Tanggal apa saja yang disebut dalam catatan harian tentang Bunda di bawah ini? Sebutkan semuanya.

§ TEKS BACAAN
▼▼▼
Bunda, aku sayang Bunda...
Jatinangor, 26 April 2012
18.18
Ost. Bunda-Melly Goeslaw
Bunda, aku sayang Bunda...
Dear myblog,
Malam ini selepas sholat maghrib,, entah kenapa ingin ku
curahkan sesuatu. Dalam kehampaan dan kegamangan diri, air mata tiba-tiba
terjatuh dalam doaku. Di atas sajadah dan masih berbalut mukena, dalam doaku
yang kutujukkan untuk kedua orangtuaku, tiba-tiba terbayang sebuah dosa besar
yang aku lakukan. Ya Allah, aku mencintai mereka, tapi hamba tidak ingin rasa
ini hanya sekedar kata-kata.
Sejak 8 April 2012 hingga malam ini aku belum kembali ke rumah. Tanggal
9 April ada ujian praktikum Farmasetika Dasar yang memaksaku untuk ikut belajar
bersama Desy untuk mengasah kemampuan dalam menganalisis resep. Saat 14 April
aku tak pulang karena aku harus menjalani ujian tengah semester genap pada
tanggal 16-nya.
▲▲▲
§ MATERI YANG DISEDIAKAN
▼▼▼
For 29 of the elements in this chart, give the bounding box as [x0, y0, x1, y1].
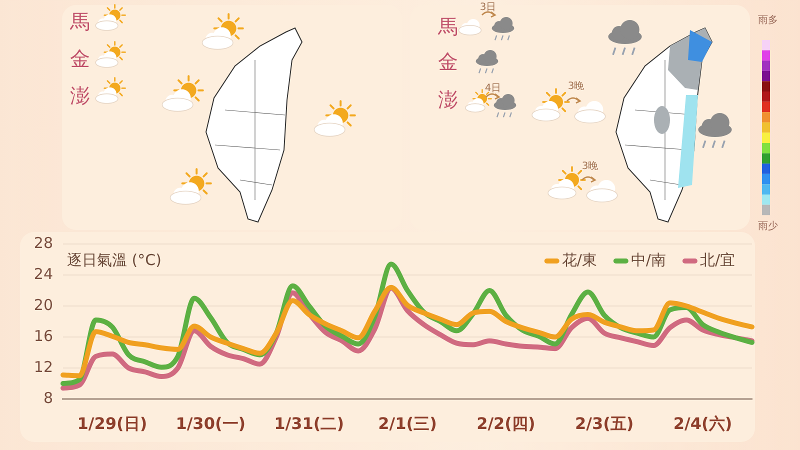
text: 金: [70, 46, 90, 72]
text: 馬: [438, 14, 458, 40]
x-tick-label: 1/30(一): [176, 414, 246, 433]
x-tick-label: 2/3(五): [574, 414, 634, 433]
y-axis-title: 逐日氣溫 (°C): [67, 250, 162, 269]
x-tick-label: 2/1(三): [378, 414, 437, 433]
text: 3晚: [568, 80, 584, 93]
y-tick-label: 24: [34, 264, 53, 283]
legend-label: 花/東: [562, 250, 597, 269]
x-tick-label: 1/31(二): [274, 414, 344, 433]
text: 馬: [70, 8, 90, 36]
text: 金: [438, 48, 458, 76]
text: 3日: [480, 1, 496, 14]
x-tick-label: 1/29(日): [77, 414, 148, 433]
text: 澎: [438, 86, 458, 114]
y-tick-label: 12: [34, 358, 53, 376]
text: 澎: [70, 82, 90, 110]
x-tick-label: 2/4(六): [673, 414, 732, 433]
x-tick-label: 2/2(四): [476, 414, 536, 433]
y-tick-label: 28: [34, 234, 53, 252]
text: 雨少: [758, 220, 778, 233]
y-tick-label: 8: [43, 388, 53, 407]
text: 4日: [484, 82, 502, 95]
legend-label: 北/宜: [700, 250, 736, 269]
text: 3晚: [582, 160, 598, 173]
legend-label: 中/南: [630, 250, 666, 269]
text: 雨多: [758, 14, 778, 27]
y-tick-label: 20: [34, 296, 53, 314]
y-tick-label: 16: [34, 326, 53, 345]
▲▲▲
§ JAWABAN SOAL INI
- 26 April 2012
- 8 April 2012
- 9 April
- 14 April
- tanggal 16